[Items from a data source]
---+---

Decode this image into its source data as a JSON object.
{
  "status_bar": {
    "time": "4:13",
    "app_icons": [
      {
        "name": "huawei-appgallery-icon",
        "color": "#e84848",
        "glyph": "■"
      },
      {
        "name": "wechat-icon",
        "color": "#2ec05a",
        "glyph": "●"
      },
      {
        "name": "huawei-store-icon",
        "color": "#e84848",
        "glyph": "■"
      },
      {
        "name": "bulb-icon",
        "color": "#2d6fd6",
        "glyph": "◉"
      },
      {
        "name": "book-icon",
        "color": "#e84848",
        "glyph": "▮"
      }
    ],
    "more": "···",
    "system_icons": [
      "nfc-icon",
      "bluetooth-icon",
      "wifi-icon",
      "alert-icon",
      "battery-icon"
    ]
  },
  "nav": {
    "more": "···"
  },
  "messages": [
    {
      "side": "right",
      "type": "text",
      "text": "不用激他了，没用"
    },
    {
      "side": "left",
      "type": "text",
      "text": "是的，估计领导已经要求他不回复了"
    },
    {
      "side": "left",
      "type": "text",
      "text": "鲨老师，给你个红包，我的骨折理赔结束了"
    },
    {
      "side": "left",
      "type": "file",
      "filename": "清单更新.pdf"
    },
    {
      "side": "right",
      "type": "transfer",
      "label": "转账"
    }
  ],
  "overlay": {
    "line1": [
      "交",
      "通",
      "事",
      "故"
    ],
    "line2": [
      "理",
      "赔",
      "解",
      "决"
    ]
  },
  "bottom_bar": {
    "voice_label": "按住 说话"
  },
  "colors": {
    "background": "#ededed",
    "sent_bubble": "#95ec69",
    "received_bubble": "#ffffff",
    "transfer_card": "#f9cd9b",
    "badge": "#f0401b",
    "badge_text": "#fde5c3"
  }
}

---+---

What needs to be done ->
All lines that include "huawei" are to be gathered and copied.

Solution to this exercise ->
        "name": "huawei-appgallery-icon",
        "name": "huawei-store-icon",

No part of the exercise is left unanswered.